Report only how many lines of the entries below contain the string "code".
-- Start Supplied material --
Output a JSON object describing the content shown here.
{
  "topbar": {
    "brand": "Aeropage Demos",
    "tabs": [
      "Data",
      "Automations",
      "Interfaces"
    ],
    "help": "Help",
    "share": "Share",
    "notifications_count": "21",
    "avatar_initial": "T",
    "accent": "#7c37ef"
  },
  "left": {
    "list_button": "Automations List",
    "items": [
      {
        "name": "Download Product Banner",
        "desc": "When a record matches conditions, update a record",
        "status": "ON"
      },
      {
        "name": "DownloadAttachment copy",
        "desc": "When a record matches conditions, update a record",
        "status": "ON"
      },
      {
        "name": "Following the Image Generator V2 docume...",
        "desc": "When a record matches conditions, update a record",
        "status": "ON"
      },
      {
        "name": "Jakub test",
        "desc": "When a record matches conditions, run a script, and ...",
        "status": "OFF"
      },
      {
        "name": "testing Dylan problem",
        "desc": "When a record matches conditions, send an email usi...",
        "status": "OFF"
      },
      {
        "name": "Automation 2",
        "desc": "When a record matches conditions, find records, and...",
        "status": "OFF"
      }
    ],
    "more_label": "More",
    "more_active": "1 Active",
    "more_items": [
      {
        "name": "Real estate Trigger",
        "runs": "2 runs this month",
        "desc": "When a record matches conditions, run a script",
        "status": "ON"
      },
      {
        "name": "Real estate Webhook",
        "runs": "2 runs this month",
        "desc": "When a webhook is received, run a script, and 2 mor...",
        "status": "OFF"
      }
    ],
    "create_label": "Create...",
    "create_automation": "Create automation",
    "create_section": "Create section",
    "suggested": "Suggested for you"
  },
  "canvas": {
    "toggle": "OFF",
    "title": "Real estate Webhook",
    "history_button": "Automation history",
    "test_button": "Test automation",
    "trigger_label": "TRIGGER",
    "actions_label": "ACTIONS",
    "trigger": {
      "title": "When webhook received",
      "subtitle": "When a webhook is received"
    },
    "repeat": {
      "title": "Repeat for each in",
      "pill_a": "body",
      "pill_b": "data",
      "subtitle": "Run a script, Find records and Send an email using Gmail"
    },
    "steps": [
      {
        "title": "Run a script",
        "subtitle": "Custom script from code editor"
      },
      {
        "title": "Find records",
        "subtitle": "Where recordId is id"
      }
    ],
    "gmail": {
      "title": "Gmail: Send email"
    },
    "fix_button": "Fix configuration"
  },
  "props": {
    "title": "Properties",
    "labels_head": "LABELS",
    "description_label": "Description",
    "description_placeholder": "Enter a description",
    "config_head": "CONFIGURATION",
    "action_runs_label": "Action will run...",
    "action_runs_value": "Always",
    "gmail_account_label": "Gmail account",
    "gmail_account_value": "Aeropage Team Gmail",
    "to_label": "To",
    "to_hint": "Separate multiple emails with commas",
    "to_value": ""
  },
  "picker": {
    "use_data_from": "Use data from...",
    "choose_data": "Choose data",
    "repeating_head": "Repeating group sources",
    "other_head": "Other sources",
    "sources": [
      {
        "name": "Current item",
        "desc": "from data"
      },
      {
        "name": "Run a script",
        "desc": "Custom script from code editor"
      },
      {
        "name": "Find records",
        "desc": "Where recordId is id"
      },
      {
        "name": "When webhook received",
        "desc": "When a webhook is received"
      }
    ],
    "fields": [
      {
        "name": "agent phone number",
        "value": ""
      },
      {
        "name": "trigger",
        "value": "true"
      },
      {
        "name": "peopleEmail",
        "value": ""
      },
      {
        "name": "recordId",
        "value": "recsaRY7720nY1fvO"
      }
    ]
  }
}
-- End Supplied material --
- Solved exercise -
2